:: Material
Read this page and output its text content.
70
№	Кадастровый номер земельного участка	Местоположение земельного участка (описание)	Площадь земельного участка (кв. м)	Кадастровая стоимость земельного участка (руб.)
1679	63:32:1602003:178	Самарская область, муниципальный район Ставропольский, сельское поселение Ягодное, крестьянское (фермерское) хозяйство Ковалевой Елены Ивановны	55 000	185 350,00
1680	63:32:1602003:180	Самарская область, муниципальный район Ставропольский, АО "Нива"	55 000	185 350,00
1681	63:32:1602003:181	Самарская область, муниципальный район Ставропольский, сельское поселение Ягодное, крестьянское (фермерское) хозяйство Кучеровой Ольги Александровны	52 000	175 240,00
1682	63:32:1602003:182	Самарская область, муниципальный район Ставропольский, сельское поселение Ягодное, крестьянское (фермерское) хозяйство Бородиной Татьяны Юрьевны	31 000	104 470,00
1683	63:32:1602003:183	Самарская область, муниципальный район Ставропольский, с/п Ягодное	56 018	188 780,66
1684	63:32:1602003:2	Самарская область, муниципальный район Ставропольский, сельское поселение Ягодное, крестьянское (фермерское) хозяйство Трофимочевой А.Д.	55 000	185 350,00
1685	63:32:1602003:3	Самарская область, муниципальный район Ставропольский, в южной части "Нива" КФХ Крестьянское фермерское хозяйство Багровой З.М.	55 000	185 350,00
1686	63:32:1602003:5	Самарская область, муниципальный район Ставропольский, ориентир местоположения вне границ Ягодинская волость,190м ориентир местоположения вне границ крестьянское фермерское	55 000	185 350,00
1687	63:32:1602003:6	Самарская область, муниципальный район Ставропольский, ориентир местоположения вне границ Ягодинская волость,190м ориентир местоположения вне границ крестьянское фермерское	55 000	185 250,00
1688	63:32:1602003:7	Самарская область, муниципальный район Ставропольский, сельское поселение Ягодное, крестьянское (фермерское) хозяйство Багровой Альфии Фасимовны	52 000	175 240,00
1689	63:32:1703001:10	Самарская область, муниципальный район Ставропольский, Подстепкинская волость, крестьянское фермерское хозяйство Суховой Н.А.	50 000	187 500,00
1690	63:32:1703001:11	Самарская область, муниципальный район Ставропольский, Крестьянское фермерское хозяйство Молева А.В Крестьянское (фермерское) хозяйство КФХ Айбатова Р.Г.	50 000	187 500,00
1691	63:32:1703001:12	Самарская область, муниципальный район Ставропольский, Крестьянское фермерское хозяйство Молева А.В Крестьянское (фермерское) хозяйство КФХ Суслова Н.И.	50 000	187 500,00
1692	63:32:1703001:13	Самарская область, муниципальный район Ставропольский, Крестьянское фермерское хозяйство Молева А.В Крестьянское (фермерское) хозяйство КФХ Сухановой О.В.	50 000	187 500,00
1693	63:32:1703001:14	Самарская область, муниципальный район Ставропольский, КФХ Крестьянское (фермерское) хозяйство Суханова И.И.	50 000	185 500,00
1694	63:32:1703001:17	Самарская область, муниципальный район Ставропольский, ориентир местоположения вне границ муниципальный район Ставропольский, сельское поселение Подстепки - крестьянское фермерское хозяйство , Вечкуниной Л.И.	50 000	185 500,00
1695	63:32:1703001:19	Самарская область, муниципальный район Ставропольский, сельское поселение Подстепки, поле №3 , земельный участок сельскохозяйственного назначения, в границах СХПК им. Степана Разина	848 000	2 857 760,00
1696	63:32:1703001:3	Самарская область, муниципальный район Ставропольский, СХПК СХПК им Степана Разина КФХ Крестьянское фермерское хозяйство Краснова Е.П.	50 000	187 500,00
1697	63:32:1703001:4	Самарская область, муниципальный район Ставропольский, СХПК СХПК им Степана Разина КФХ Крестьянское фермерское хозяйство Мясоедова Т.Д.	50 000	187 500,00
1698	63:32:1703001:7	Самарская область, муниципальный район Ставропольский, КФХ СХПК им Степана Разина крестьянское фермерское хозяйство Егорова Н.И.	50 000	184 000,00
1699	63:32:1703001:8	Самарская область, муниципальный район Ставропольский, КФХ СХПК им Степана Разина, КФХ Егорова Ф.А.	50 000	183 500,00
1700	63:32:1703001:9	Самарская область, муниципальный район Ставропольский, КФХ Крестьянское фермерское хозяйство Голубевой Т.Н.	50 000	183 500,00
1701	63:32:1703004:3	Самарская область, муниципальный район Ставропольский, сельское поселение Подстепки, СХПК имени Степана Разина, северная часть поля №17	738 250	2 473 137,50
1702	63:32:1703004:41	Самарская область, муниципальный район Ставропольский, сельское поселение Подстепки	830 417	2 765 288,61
::::
▸ What is required: In the entries above, count every line containing the word "ориентир". Write only the total.

▸ Solution to the problem: 3